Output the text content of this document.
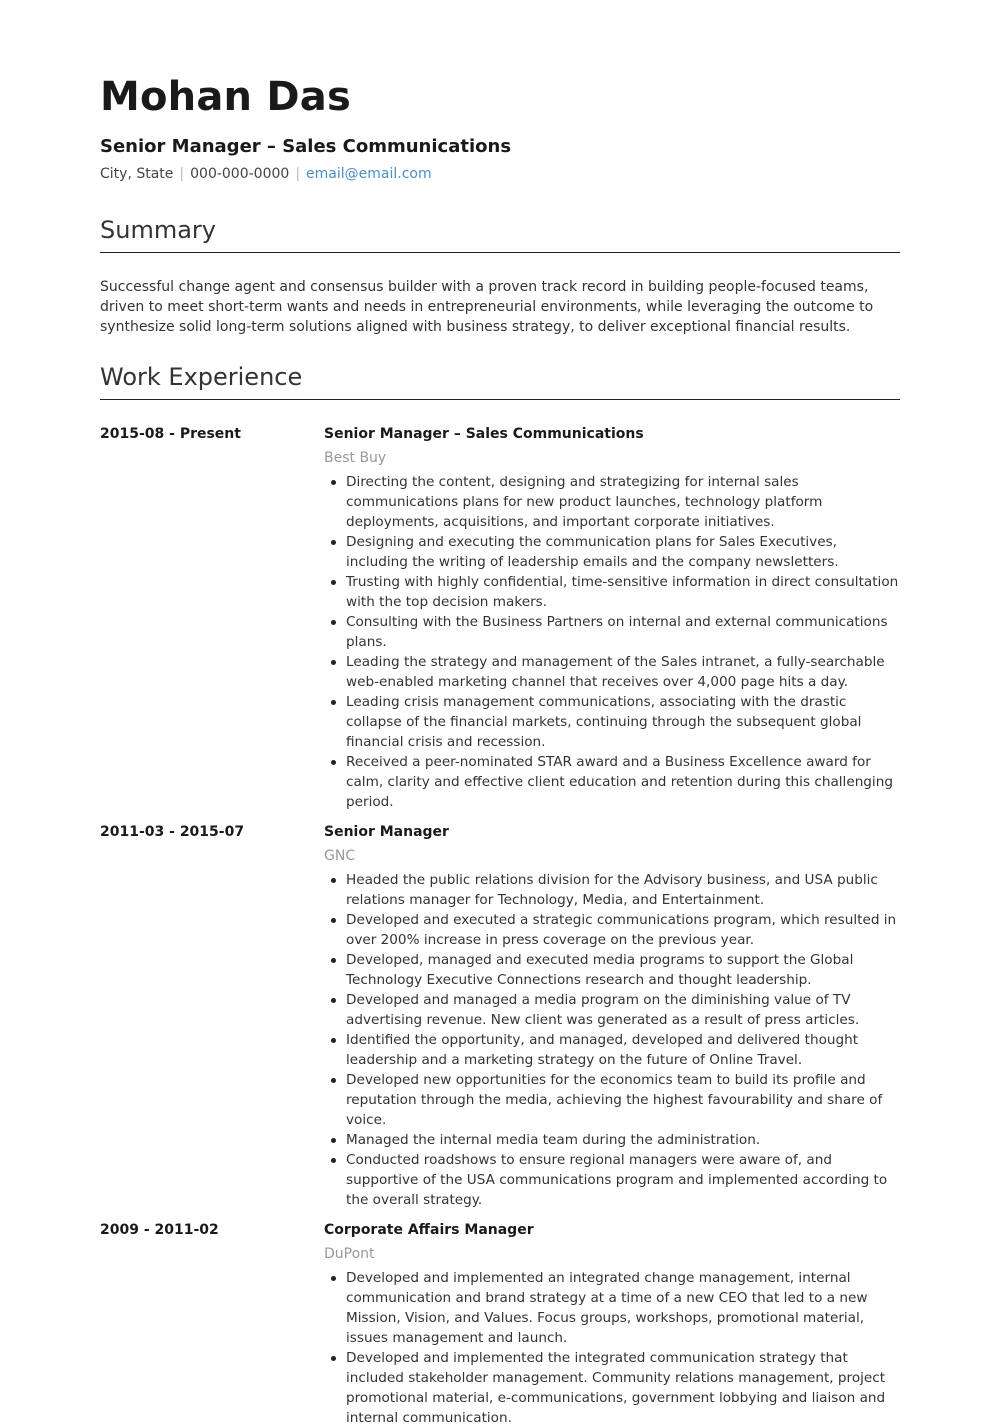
Mohan Das
Senior Manager – Sales Communications
City, State | 000-000-0000 | email@email.com
Summary

Successful change agent and consensus builder with a proven track record in building people-focused teams, driven to meet short-term wants and needs in entrepreneurial environments, while leveraging the outcome to synthesize solid long-term solutions aligned with business strategy, to deliver exceptional financial results.

Work Experience
2015-08 - Present	Senior Manager – Sales Communications
Best Buy
Directing the content, designing and strategizing for internal sales communications plans for new product launches, technology platform deployments, acquisitions, and important corporate initiatives.
Designing and executing the communication plans for Sales Executives, including the writing of leadership emails and the company newsletters.
Trusting with highly confidential, time-sensitive information in direct consultation with the top decision makers.
Consulting with the Business Partners on internal and external communications plans.
Leading the strategy and management of the Sales intranet, a fully-searchable web-enabled marketing channel that receives over 4,000 page hits a day.
Leading crisis management communications, associating with the drastic collapse of the financial markets, continuing through the subsequent global financial crisis and recession.
Received a peer-nominated STAR award and a Business Excellence award for calm, clarity and effective client education and retention during this challenging period.
2011-03 - 2015-07	Senior Manager
GNC
Headed the public relations division for the Advisory business, and USA public relations manager for Technology, Media, and Entertainment.
Developed and executed a strategic communications program, which resulted in over 200% increase in press coverage on the previous year.
Developed, managed and executed media programs to support the Global Technology Executive Connections research and thought leadership.
Developed and managed a media program on the diminishing value of TV advertising revenue. New client was generated as a result of press articles.
Identified the opportunity, and managed, developed and delivered thought leadership and a marketing strategy on the future of Online Travel.
Developed new opportunities for the economics team to build its profile and reputation through the media, achieving the highest favourability and share of voice.
Managed the internal media team during the administration.
Conducted roadshows to ensure regional managers were aware of, and supportive of the USA communications program and implemented according to the overall strategy.
2009 - 2011-02	Corporate Affairs Manager
DuPont
Developed and implemented an integrated change management, internal communication and brand strategy at a time of a new CEO that led to a new Mission, Vision, and Values. Focus groups, workshops, promotional material, issues management and launch.
Developed and implemented the integrated communication strategy that included stakeholder management. Community relations management, project promotional material, e-communications, government lobbying and liaison and internal communication.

- - - - - - -

__YOUR TASK__
Give the number of lines in the listing above that hold the string "strategy", with nothing else.

__SOLUTION TO THIS EXERCISE__
6